● What to do:
Beneath this sentence is a set of records; write each of them out exactly.

[Figure collection entries]
□ □ □ □

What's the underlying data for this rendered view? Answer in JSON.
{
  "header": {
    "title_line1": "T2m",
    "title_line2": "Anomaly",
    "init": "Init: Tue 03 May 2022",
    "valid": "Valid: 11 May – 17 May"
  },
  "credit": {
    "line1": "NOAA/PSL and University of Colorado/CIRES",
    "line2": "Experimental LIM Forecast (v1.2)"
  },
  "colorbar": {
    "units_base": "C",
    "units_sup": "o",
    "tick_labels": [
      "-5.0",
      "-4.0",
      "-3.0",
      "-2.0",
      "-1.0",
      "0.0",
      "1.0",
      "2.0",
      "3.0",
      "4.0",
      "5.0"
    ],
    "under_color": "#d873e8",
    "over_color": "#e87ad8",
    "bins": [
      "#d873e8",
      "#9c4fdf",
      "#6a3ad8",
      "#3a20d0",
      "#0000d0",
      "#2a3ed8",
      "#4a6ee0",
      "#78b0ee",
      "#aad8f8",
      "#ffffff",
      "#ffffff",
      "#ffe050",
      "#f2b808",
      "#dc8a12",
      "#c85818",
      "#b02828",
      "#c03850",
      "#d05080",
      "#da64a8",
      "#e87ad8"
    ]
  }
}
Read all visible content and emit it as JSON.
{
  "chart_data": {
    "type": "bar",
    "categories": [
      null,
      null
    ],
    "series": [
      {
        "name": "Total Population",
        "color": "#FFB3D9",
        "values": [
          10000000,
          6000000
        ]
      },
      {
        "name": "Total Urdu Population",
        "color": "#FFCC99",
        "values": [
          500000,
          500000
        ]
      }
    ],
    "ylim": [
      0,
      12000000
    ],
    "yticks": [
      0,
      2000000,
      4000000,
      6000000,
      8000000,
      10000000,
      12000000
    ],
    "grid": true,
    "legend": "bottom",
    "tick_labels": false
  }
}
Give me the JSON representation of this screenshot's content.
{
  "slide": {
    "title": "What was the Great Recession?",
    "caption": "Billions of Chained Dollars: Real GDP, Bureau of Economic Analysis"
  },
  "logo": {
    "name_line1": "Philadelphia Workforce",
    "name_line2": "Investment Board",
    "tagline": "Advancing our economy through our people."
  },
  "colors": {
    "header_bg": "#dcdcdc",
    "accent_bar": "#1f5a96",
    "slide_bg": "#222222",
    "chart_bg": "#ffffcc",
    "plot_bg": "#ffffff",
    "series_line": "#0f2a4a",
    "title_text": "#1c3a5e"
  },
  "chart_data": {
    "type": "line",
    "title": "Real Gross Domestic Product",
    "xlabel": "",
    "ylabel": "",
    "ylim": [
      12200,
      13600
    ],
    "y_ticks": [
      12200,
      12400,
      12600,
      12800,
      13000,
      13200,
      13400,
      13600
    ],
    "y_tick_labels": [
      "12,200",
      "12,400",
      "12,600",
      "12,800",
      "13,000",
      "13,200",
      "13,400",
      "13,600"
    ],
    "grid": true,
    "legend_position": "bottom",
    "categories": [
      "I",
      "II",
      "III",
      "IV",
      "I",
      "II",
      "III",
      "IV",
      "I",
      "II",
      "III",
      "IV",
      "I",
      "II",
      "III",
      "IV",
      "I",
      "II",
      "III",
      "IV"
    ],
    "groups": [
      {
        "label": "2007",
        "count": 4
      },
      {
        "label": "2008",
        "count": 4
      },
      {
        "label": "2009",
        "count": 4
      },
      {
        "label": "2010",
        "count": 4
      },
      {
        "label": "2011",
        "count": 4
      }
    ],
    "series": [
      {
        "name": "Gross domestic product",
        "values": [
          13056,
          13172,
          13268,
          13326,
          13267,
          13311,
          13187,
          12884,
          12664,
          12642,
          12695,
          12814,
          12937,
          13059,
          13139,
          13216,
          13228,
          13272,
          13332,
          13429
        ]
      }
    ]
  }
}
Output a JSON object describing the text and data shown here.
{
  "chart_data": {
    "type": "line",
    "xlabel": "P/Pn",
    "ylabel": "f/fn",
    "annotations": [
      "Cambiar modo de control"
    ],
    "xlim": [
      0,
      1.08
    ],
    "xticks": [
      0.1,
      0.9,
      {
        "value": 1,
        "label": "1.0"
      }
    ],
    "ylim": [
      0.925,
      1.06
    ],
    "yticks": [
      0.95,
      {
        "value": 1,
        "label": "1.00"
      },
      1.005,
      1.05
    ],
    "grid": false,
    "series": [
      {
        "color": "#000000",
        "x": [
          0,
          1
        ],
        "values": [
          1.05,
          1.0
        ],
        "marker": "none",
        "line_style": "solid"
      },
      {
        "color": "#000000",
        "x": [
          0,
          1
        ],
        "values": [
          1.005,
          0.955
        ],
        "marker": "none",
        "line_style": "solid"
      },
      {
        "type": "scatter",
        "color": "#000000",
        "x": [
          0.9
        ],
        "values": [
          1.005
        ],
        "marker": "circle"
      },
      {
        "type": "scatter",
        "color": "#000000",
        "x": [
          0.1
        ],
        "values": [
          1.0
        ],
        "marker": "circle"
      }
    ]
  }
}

□ □ □ □

● Answer to the task:
What's the underlying data for this rendered view? Answer in JSON.
{
  "header": {
    "title_line1": "T2m",
    "title_line2": "Anomaly",
    "init": "Init: Tue 03 May 2022",
    "valid": "Valid: 11 May – 17 May"
  },
  "credit": {
    "line1": "NOAA/PSL and University of Colorado/CIRES",
    "line2": "Experimental LIM Forecast (v1.2)"
  },
  "colorbar": {
    "units_base": "C",
    "units_sup": "o",
    "tick_labels": [
      "-5.0",
      "-4.0",
      "-3.0",
      "-2.0",
      "-1.0",
      "0.0",
      "1.0",
      "2.0",
      "3.0",
      "4.0",
      "5.0"
    ],
    "under_color": "#d873e8",
    "over_color": "#e87ad8",
    "bins": [
      "#d873e8",
      "#9c4fdf",
      "#6a3ad8",
      "#3a20d0",
      "#0000d0",
      "#2a3ed8",
      "#4a6ee0",
      "#78b0ee",
      "#aad8f8",
      "#ffffff",
      "#ffffff",
      "#ffe050",
      "#f2b808",
      "#dc8a12",
      "#c85818",
      "#b02828",
      "#c03850",
      "#d05080",
      "#da64a8",
      "#e87ad8"
    ]
  }
}
Read all visible content and emit it as JSON.
{
  "chart_data": {
    "type": "bar",
    "categories": [
      null,
      null
    ],
    "series": [
      {
        "name": "Total Population",
        "color": "#FFB3D9",
        "values": [
          10000000,
          6000000
        ]
      },
      {
        "name": "Total Urdu Population",
        "color": "#FFCC99",
        "values": [
          500000,
          500000
        ]
      }
    ],
    "ylim": [
      0,
      12000000
    ],
    "yticks": [
      0,
      2000000,
      4000000,
      6000000,
      8000000,
      10000000,
      12000000
    ],
    "grid": true,
    "legend": "bottom",
    "tick_labels": false
  }
}
Give me the JSON representation of this screenshot's content.
{
  "slide": {
    "title": "What was the Great Recession?",
    "caption": "Billions of Chained Dollars: Real GDP, Bureau of Economic Analysis"
  },
  "logo": {
    "name_line1": "Philadelphia Workforce",
    "name_line2": "Investment Board",
    "tagline": "Advancing our economy through our people."
  },
  "colors": {
    "header_bg": "#dcdcdc",
    "accent_bar": "#1f5a96",
    "slide_bg": "#222222",
    "chart_bg": "#ffffcc",
    "plot_bg": "#ffffff",
    "series_line": "#0f2a4a",
    "title_text": "#1c3a5e"
  },
  "chart_data": {
    "type": "line",
    "title": "Real Gross Domestic Product",
    "xlabel": "",
    "ylabel": "",
    "ylim": [
      12200,
      13600
    ],
    "y_ticks": [
      12200,
      12400,
      12600,
      12800,
      13000,
      13200,
      13400,
      13600
    ],
    "y_tick_labels": [
      "12,200",
      "12,400",
      "12,600",
      "12,800",
      "13,000",
      "13,200",
      "13,400",
      "13,600"
    ],
    "grid": true,
    "legend_position": "bottom",
    "categories": [
      "I",
      "II",
      "III",
      "IV",
      "I",
      "II",
      "III",
      "IV",
      "I",
      "II",
      "III",
      "IV",
      "I",
      "II",
      "III",
      "IV",
      "I",
      "II",
      "III",
      "IV"
    ],
    "groups": [
      {
        "label": "2007",
        "count": 4
      },
      {
        "label": "2008",
        "count": 4
      },
      {
        "label": "2009",
        "count": 4
      },
      {
        "label": "2010",
        "count": 4
      },
      {
        "label": "2011",
        "count": 4
      }
    ],
    "series": [
      {
        "name": "Gross domestic product",
        "values": [
          13056,
          13172,
          13268,
          13326,
          13267,
          13311,
          13187,
          12884,
          12664,
          12642,
          12695,
          12814,
          12937,
          13059,
          13139,
          13216,
          13228,
          13272,
          13332,
          13429
        ]
      }
    ]
  }
}
Output a JSON object describing the text and data shown here.
{
  "chart_data": {
    "type": "line",
    "xlabel": "P/Pn",
    "ylabel": "f/fn",
    "annotations": [
      "Cambiar modo de control"
    ],
    "xlim": [
      0,
      1.08
    ],
    "xticks": [
      0.1,
      0.9,
      {
        "value": 1,
        "label": "1.0"
      }
    ],
    "ylim": [
      0.925,
      1.06
    ],
    "yticks": [
      0.95,
      {
        "value": 1,
        "label": "1.00"
      },
      1.005,
      1.05
    ],
    "grid": false,
    "series": [
      {
        "color": "#000000",
        "x": [
          0,
          1
        ],
        "values": [
          1.05,
          1.0
        ],
        "marker": "none",
        "line_style": "solid"
      },
      {
        "color": "#000000",
        "x": [
          0,
          1
        ],
        "values": [
          1.005,
          0.955
        ],
        "marker": "none",
        "line_style": "solid"
      },
      {
        "type": "scatter",
        "color": "#000000",
        "x": [
          0.9
        ],
        "values": [
          1.005
        ],
        "marker": "circle"
      },
      {
        "type": "scatter",
        "color": "#000000",
        "x": [
          0.1
        ],
        "values": [
          1.0
        ],
        "marker": "circle"
      }
    ]
  }
}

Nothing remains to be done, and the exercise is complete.